→ **Stated problem**:
From the listing below, tally the lines that include "person". Return only the total.

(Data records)
:::

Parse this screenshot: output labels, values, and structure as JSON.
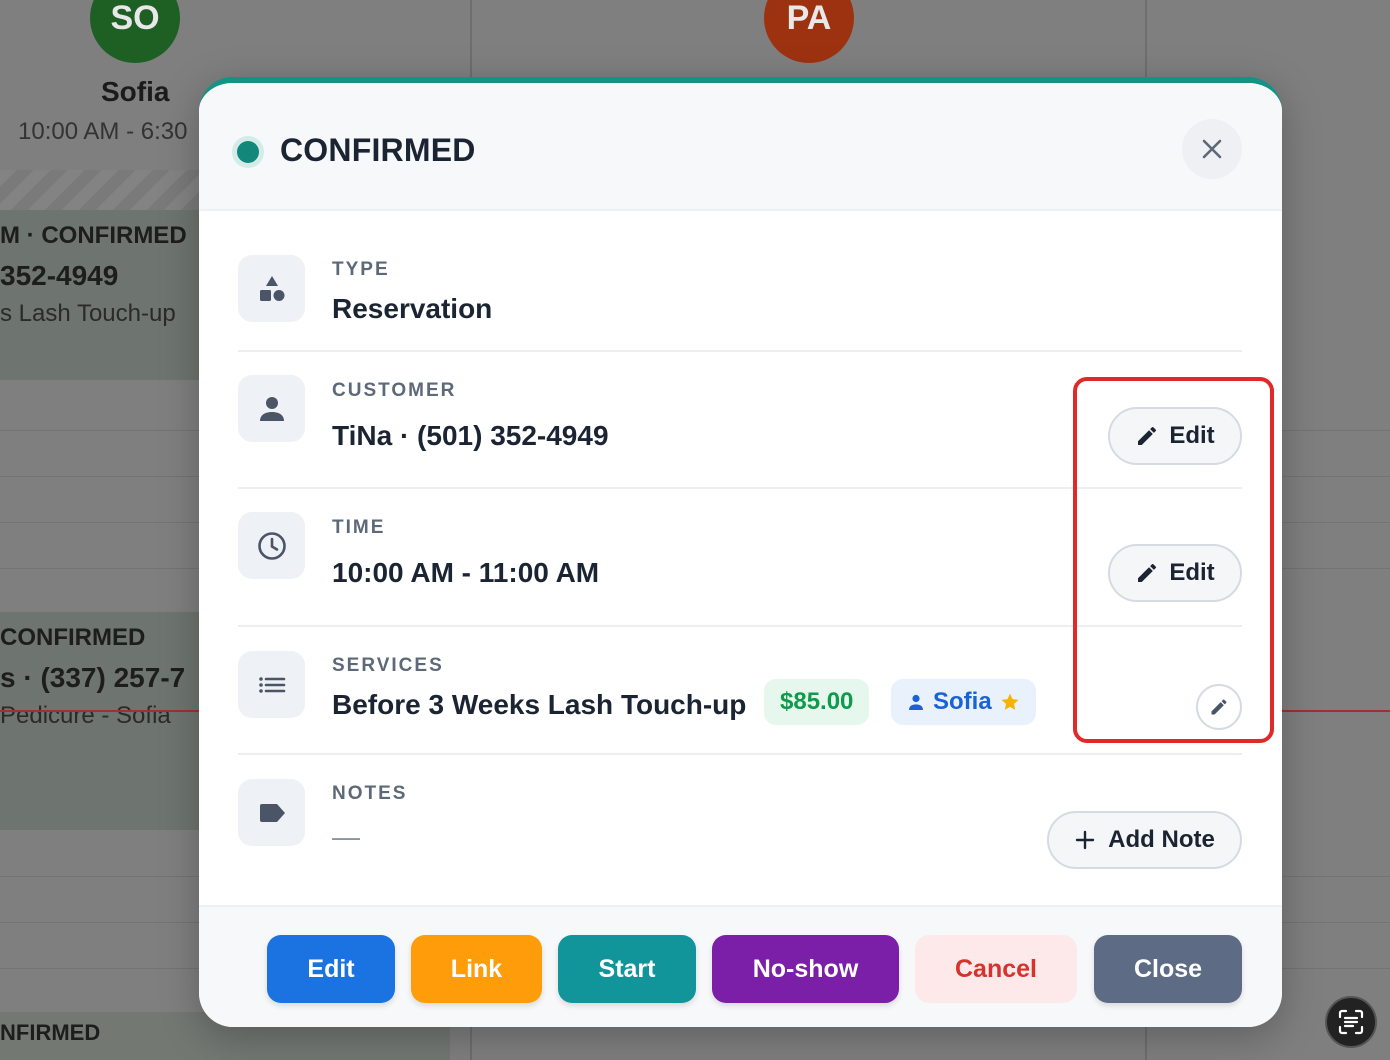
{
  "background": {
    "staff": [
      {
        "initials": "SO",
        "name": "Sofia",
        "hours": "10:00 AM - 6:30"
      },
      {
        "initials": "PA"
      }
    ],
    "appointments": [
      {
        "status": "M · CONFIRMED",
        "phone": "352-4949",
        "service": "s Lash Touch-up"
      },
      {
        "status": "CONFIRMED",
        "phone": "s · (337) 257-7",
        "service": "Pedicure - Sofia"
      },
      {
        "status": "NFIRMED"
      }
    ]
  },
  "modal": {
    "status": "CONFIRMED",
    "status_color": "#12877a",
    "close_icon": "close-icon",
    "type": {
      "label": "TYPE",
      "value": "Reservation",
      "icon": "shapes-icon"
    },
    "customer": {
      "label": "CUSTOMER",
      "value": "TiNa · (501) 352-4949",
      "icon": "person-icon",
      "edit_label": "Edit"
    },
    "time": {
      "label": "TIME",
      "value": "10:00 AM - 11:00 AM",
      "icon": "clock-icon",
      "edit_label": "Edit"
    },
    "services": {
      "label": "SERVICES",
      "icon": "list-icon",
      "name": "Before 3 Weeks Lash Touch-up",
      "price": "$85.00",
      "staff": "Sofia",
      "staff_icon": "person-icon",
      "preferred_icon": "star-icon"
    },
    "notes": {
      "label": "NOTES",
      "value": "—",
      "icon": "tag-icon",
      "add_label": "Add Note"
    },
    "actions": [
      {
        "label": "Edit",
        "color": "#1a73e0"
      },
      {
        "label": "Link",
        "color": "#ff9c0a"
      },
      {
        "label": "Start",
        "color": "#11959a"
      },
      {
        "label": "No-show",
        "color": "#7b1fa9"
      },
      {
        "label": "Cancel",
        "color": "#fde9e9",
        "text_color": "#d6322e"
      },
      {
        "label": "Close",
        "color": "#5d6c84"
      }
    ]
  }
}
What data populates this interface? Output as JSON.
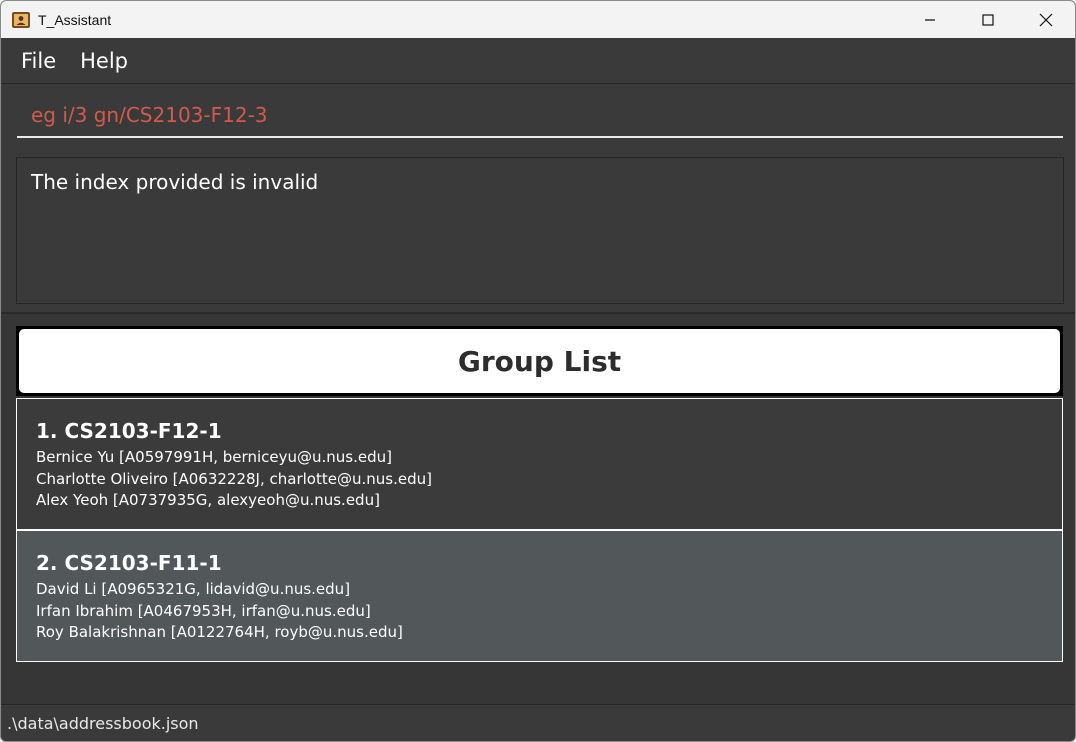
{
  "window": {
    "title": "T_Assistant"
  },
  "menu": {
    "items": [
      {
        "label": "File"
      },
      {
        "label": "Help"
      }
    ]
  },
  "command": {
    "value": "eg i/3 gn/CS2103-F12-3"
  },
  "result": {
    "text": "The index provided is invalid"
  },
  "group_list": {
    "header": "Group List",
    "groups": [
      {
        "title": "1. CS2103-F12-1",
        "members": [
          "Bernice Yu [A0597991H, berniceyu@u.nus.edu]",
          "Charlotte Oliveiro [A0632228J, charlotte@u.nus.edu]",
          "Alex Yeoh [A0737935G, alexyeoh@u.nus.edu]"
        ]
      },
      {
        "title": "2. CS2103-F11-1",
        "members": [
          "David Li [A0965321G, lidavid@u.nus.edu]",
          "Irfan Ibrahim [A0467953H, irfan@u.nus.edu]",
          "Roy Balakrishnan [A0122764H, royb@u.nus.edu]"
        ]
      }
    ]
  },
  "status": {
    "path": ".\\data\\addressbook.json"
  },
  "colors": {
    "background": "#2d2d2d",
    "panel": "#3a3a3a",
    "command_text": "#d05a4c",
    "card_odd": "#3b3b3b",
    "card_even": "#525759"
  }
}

:::

→ **Written solution**:
2